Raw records
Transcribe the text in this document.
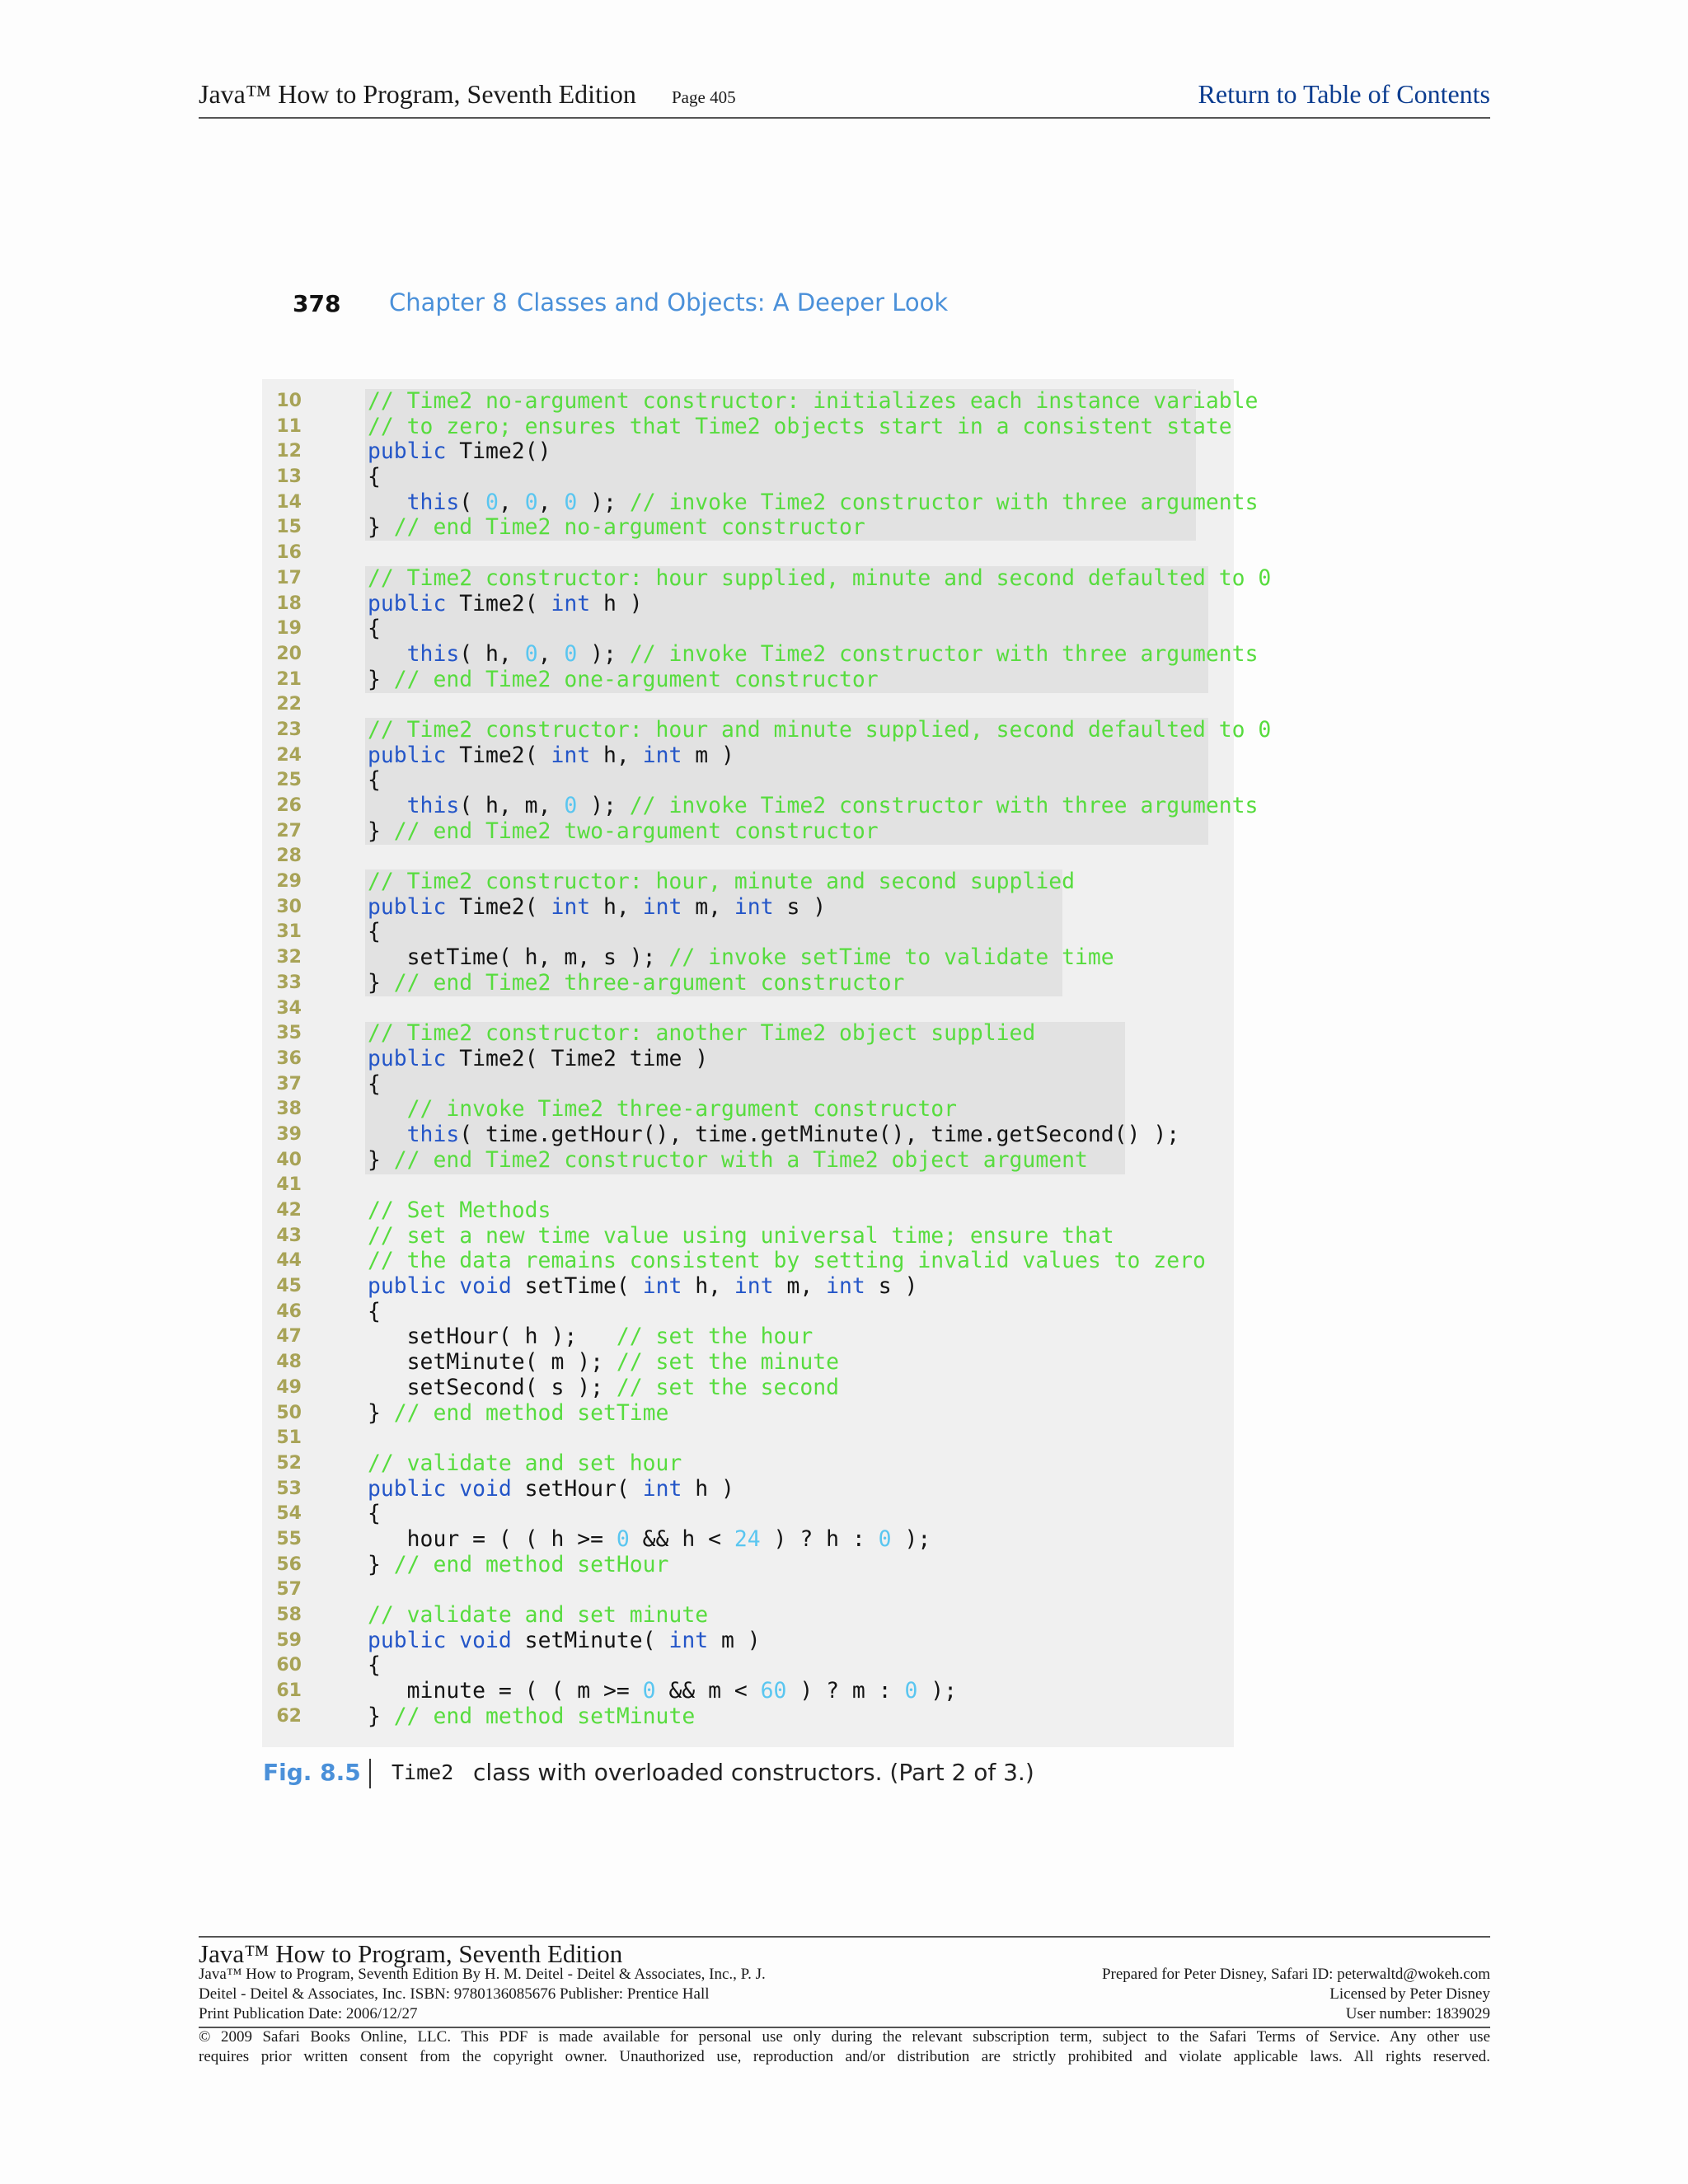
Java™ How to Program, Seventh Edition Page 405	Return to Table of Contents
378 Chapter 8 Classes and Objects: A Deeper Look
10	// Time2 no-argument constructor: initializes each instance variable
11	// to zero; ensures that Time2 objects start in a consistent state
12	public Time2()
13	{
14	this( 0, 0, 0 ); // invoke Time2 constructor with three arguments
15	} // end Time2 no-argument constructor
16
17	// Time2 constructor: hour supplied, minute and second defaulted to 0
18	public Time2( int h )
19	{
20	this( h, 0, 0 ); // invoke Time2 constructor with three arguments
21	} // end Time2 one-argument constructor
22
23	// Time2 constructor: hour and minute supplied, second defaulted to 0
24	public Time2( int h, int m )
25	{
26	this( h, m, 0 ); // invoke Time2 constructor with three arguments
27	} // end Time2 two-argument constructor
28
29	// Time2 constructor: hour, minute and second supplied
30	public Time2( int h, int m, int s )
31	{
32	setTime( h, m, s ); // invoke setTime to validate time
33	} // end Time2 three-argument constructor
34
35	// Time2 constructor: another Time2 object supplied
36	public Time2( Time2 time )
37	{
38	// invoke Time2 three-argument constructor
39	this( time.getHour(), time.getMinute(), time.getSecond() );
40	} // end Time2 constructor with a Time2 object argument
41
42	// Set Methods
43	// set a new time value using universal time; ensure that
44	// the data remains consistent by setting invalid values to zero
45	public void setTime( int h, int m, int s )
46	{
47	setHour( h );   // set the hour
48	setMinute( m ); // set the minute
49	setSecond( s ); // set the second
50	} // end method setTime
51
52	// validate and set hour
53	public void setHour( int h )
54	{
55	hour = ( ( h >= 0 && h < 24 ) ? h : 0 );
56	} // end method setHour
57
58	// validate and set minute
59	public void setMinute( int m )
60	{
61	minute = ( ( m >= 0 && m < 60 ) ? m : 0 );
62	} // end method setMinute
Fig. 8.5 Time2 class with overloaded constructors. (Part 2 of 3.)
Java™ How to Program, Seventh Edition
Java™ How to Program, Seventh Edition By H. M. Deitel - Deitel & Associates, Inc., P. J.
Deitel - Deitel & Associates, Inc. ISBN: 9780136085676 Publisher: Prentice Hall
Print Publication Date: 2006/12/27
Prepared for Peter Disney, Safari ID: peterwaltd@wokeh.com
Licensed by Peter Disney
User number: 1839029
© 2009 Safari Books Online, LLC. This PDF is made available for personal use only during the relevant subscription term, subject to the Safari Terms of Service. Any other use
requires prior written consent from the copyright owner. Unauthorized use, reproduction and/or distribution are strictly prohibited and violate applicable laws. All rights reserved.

- _SET TASK_:
Retype each line of the listing above word for word. Exclude the pictures.

- _SOLUTION FOR THIS EXERCISE_:
Transcribe the text in this document.
Java™ How to Program, Seventh Edition Page 405	Return to Table of Contents
378 Chapter 8 Classes and Objects: A Deeper Look
10	// Time2 no-argument constructor: initializes each instance variable
11	// to zero; ensures that Time2 objects start in a consistent state
12	public Time2()
13	{
14	this( 0, 0, 0 ); // invoke Time2 constructor with three arguments
15	} // end Time2 no-argument constructor
16
17	// Time2 constructor: hour supplied, minute and second defaulted to 0
18	public Time2( int h )
19	{
20	this( h, 0, 0 ); // invoke Time2 constructor with three arguments
21	} // end Time2 one-argument constructor
22
23	// Time2 constructor: hour and minute supplied, second defaulted to 0
24	public Time2( int h, int m )
25	{
26	this( h, m, 0 ); // invoke Time2 constructor with three arguments
27	} // end Time2 two-argument constructor
28
29	// Time2 constructor: hour, minute and second supplied
30	public Time2( int h, int m, int s )
31	{
32	setTime( h, m, s ); // invoke setTime to validate time
33	} // end Time2 three-argument constructor
34
35	// Time2 constructor: another Time2 object supplied
36	public Time2( Time2 time )
37	{
38	// invoke Time2 three-argument constructor
39	this( time.getHour(), time.getMinute(), time.getSecond() );
40	} // end Time2 constructor with a Time2 object argument
41
42	// Set Methods
43	// set a new time value using universal time; ensure that
44	// the data remains consistent by setting invalid values to zero
45	public void setTime( int h, int m, int s )
46	{
47	setHour( h );   // set the hour
48	setMinute( m ); // set the minute
49	setSecond( s ); // set the second
50	} // end method setTime
51
52	// validate and set hour
53	public void setHour( int h )
54	{
55	hour = ( ( h >= 0 && h < 24 ) ? h : 0 );
56	} // end method setHour
57
58	// validate and set minute
59	public void setMinute( int m )
60	{
61	minute = ( ( m >= 0 && m < 60 ) ? m : 0 );
62	} // end method setMinute
Fig. 8.5 Time2 class with overloaded constructors. (Part 2 of 3.)
Java™ How to Program, Seventh Edition
Java™ How to Program, Seventh Edition By H. M. Deitel - Deitel & Associates, Inc., P. J.
Deitel - Deitel & Associates, Inc. ISBN: 9780136085676 Publisher: Prentice Hall
Print Publication Date: 2006/12/27
Prepared for Peter Disney, Safari ID: peterwaltd@wokeh.com
Licensed by Peter Disney
User number: 1839029
© 2009 Safari Books Online, LLC. This PDF is made available for personal use only during the relevant subscription term, subject to the Safari Terms of Service. Any other use
requires prior written consent from the copyright owner. Unauthorized use, reproduction and/or distribution are strictly prohibited and violate applicable laws. All rights reserved.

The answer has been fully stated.